--- Begin Text passage ---
Thoreau's Walden, a reflection upon simple living in natural surroundings, and essay, Civil Disobedience, an argument for individual resistance to civil government in moral opposition to an unjust state, are staples in literature and American history curriculums.
Ralph Waldo Emerson, a friend and mentor to Thoreau, introduced him to Ellery Channing, Margaret Fuller, Bronson Alcott, and Nathaniel Hawthorne.
When he was asked in his last weeks if he had made his peace with God, Thoreau responded: “I did not know we had ever quarreled.”
FYI - in the 1950s Senator Joe McCarthy got the book containing the essay Civil Disobedience banned from libraries.
• “Why should we be in such desperate haste to succeed, and in such desperate enterprises? If a man does not keep pace with his companions, perhaps it is because he hears a different drummer. Let him step to the music which he hears, however measured or far away.”
• “Live in each season as it passes; breathe the air, drink the drink, taste the fruit, and resign yourself to the influences of each.”
• “City life is millions of people being lonesome together.”
--- End Text passage ---
--- Begin Data excerpts ---
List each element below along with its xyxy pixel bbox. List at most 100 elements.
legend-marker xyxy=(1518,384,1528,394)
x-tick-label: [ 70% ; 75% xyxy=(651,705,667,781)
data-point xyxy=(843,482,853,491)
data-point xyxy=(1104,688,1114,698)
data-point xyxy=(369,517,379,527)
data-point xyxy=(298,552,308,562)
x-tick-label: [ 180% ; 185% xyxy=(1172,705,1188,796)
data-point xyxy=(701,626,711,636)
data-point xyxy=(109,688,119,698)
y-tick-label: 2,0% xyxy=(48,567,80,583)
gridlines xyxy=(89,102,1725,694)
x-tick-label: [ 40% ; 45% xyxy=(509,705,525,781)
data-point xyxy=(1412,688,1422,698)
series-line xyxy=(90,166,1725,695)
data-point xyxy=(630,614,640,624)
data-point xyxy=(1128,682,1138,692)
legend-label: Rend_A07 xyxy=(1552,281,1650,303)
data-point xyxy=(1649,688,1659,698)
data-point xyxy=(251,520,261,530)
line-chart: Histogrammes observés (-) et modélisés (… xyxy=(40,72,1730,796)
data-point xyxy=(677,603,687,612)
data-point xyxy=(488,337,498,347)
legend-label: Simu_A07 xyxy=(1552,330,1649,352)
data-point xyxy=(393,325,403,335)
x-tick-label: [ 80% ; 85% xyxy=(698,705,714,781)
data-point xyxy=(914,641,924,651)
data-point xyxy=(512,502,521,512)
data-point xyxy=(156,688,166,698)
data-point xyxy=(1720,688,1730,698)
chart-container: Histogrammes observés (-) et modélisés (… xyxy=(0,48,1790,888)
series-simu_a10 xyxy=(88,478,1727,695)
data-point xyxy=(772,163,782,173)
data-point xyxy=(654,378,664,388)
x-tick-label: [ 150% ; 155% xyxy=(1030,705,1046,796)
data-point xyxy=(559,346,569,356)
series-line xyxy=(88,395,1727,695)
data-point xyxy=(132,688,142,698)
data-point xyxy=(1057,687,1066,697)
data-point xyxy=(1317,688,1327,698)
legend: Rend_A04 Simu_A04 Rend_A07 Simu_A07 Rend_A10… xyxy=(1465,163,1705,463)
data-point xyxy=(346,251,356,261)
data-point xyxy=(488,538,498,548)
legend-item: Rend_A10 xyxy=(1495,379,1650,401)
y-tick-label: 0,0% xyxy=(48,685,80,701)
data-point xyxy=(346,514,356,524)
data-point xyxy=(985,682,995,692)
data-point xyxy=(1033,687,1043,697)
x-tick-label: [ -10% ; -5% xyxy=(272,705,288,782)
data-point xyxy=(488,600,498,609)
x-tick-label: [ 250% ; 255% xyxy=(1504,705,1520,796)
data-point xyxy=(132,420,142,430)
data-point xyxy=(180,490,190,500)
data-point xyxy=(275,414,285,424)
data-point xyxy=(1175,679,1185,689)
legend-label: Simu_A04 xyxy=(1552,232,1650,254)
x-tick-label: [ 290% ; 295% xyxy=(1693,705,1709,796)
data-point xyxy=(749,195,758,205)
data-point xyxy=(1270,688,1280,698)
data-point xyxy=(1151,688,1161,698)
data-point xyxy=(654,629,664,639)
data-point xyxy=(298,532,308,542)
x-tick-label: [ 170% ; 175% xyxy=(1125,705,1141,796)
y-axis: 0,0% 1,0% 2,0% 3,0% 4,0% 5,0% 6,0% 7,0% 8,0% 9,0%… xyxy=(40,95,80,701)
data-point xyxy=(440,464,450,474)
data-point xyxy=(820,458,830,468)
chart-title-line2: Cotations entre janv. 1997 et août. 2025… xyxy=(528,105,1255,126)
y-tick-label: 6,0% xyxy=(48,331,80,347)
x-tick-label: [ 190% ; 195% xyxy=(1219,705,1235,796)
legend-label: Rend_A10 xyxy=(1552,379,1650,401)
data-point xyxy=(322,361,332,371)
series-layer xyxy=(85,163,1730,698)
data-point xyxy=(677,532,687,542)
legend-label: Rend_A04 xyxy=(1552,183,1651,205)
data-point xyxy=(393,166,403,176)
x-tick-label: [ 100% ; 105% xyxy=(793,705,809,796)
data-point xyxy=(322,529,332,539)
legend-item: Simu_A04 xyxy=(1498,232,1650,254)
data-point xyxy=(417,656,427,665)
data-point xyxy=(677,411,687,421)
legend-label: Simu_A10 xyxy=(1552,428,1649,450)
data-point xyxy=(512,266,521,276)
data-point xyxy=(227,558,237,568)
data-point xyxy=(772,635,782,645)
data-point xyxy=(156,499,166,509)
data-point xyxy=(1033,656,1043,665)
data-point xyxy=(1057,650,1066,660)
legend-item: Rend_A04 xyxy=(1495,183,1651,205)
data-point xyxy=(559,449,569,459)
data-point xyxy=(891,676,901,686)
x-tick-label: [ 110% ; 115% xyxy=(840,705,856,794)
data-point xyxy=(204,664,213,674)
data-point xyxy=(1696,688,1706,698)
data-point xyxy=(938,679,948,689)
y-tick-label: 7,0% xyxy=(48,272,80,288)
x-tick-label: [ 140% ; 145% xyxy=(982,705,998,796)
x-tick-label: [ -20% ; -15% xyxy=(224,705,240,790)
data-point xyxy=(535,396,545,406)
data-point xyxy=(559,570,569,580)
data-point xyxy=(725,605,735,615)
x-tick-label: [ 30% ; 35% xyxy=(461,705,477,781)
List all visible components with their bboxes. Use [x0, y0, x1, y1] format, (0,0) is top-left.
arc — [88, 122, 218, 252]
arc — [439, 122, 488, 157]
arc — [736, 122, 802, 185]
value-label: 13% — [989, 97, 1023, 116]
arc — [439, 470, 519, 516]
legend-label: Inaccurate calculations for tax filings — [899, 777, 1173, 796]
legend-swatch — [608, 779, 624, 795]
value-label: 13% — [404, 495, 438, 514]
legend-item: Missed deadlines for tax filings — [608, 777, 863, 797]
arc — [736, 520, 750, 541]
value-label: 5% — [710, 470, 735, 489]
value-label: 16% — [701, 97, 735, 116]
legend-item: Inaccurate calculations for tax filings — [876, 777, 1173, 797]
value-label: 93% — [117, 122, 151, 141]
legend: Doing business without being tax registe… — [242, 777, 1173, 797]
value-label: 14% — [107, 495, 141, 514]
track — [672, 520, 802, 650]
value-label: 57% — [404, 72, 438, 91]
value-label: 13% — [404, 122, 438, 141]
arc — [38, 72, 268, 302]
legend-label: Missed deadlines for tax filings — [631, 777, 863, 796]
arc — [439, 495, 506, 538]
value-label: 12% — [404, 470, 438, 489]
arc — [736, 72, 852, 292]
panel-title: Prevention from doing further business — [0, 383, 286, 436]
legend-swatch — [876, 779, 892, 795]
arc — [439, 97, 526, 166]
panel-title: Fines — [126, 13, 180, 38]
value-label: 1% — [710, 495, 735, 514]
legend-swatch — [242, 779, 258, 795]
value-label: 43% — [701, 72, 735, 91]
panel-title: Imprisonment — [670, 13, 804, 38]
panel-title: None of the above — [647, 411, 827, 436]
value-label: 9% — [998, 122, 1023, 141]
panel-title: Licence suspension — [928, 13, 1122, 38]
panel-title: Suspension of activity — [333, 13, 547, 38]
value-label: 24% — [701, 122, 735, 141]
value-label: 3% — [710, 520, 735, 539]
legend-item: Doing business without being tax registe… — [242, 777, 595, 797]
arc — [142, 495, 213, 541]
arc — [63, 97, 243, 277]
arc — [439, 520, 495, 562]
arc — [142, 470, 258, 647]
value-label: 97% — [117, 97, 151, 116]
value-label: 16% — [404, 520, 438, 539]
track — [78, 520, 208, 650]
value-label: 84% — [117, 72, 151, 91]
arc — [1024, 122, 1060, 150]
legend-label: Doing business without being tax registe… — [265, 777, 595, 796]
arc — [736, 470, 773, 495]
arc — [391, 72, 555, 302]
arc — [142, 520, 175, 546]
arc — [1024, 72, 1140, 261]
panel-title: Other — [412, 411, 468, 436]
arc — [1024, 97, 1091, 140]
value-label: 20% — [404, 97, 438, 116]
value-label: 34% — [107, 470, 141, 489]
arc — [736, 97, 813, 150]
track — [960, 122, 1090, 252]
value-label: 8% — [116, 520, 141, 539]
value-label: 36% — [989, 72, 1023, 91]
--- End Data excerpts ---
(Tasks):
a – Answer these questions using the Thoreau passage:
(i) Who introduced Thoreau to Ellery Channing, Margaret Fuller, Bronson Alcott, and Nathaniel Hawthorne?
(ii) What did Senator Joe McCarthy get banned from libraries in the 1950s?
(iii) What reply did Thoreau give when asked in his last weeks if he had made his peace with God?
b – Turn the paragraph of the Thoreau passage that begins "Thoreau's Walden, a reflection" into a short bulleted list that keeps its main facts.
c – Reproduce word for word the part of the Thoreau passage from "Thoreau's Walden, a" up to and including "American history curriculums.".

(Solutions by task):
a –
(i) Ralph Waldo Emerson, a friend and mentor to Thoreau.
(ii) The book containing the essay Civil Disobedience.
(iii) "I did not know we had ever quarreled."

b –
- Walden: a reflection upon simple living in natural surroundings.
- Civil Disobedience: an essay arguing for individual resistance to civil government in moral opposition to an unjust state.
- Both are staples in literature and American history curriculums.

c –
Thoreau's Walden, a reflection upon simple living in natural surroundings, and essay, Civil Disobedience, an argument for individual resistance to civil government in moral opposition to an unjust state, are staples in literature and American history curriculums.